Bacaan untuk Ditelaah.
+++

Ini Komentar Psikolog Soal Rencana Tes Psikologi Untuk Pembuatan SIM

,M. Adam Samudra - Kamis, 13 Februari 2020 | 19:20 WIB

Kanit Regident Satlantas Polrestabes Surabaya, AKP Sigit Indra menunjukkan Smart SIM yang sudah bisa didapatkan pemohon SIM yang mengurus di Satpas Colombo, Rabu (9/10/2019). (,M. Adam Samudra - )

GridOto.com - Pengendara di Indonesia sedang dihebohkan dengan rencana tes tambahan untuk memperoleh Surat Izin Mengemudi (SIM).

Psikolog dari Fakultas Psikologi Universitas Padjadjaran, Bandung, Aulia Iskandarsyah pun menanggapi soal rencana penerapan tes ini untuk pembuatan dan perpanjangan SIM.

"Sebetulnya wacana untuk menggunakan tes psikologi di SIM itu menurut saya bagus, hanya yang harus diperhatikan adalah pelaksanaanya," kata Aulia kepada GridOto.com di Jakarta, Kamis (13/2/2020).

"Jadi jangan sampai terjadi seperti tes tertulis sebelum-sebelumnya," sambungnya.

(Baca Juga: Berlaku Mulai 24 Februari, Pemohon SIM Diwajibkan Lolos Tes Psikologi)

+++

Informasi.
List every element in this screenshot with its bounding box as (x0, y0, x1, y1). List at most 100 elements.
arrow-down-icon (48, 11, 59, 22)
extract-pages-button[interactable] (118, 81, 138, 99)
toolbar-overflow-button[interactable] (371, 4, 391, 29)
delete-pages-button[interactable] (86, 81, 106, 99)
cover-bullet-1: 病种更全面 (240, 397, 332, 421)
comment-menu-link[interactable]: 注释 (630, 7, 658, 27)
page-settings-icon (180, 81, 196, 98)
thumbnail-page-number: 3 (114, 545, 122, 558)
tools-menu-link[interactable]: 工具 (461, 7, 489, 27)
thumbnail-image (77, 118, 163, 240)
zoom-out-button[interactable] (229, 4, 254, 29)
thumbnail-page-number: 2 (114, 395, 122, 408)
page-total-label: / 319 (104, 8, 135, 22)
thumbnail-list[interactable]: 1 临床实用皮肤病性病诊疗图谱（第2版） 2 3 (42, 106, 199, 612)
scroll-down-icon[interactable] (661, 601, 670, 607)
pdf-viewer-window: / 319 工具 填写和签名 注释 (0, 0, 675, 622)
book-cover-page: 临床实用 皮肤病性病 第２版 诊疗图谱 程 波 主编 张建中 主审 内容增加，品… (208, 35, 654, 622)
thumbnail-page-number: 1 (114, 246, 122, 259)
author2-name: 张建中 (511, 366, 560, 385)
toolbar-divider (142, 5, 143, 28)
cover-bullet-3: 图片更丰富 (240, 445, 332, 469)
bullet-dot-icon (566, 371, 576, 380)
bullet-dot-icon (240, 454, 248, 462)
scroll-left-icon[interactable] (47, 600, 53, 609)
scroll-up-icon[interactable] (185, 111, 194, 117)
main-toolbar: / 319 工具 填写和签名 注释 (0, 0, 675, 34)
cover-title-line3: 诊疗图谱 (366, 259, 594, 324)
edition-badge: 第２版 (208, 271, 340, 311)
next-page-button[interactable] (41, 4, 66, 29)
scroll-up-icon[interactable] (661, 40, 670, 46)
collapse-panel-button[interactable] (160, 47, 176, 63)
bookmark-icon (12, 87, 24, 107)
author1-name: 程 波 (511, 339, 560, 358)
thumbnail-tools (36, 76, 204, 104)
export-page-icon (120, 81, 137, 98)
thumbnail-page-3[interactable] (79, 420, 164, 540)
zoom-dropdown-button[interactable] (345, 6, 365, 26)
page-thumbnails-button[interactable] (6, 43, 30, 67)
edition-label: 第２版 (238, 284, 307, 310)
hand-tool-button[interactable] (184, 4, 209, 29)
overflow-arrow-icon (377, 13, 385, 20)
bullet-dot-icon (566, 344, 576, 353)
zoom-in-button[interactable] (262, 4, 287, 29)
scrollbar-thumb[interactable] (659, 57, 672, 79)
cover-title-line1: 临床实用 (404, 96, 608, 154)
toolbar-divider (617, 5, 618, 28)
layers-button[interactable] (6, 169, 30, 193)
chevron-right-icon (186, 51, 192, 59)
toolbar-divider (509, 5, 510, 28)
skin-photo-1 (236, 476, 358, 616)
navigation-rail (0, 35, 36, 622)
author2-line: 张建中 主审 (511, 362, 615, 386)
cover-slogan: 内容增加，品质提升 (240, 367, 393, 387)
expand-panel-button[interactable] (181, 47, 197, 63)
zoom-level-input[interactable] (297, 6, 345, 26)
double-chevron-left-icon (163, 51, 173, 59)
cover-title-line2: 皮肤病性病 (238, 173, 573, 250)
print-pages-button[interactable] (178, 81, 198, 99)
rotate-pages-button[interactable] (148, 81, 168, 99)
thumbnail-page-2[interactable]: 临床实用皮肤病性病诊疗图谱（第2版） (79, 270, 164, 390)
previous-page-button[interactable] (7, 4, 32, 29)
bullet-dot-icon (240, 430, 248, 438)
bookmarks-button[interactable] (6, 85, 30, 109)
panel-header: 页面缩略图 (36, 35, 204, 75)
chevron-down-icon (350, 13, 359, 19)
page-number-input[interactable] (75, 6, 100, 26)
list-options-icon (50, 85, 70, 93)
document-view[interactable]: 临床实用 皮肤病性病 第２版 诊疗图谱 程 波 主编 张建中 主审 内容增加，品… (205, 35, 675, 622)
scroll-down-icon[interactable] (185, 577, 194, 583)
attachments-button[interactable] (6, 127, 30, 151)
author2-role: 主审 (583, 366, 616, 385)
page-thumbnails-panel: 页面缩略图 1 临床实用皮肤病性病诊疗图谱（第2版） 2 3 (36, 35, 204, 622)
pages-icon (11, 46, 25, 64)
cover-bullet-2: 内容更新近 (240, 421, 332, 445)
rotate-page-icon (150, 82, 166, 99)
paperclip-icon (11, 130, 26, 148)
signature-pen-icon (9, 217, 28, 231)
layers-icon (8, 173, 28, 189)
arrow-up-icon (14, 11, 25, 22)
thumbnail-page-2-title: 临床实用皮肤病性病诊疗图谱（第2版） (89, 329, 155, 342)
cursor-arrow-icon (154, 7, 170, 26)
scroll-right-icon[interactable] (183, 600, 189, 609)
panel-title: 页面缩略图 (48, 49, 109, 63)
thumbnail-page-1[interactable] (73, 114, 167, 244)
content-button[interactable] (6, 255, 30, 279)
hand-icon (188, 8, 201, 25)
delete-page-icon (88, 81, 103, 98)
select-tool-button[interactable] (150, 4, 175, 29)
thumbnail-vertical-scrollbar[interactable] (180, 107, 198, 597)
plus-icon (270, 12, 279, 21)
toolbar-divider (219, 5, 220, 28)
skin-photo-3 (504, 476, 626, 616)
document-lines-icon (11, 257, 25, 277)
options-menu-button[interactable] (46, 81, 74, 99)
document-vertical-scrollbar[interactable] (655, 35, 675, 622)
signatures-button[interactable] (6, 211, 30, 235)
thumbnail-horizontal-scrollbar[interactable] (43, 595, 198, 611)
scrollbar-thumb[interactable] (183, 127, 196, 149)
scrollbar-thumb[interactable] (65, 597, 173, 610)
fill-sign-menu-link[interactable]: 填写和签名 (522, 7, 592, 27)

+++

Rincian Tugas.
Menurut psikolog yang dikutip dalam bacaan tentang rencana tes psikologi untuk pembuatan SIM, hal apa yang harus diperhatikan dari wacana tes tersebut?

Hasil Pengerjaan.
Yang harus diperhatikan adalah pelaksanaannya.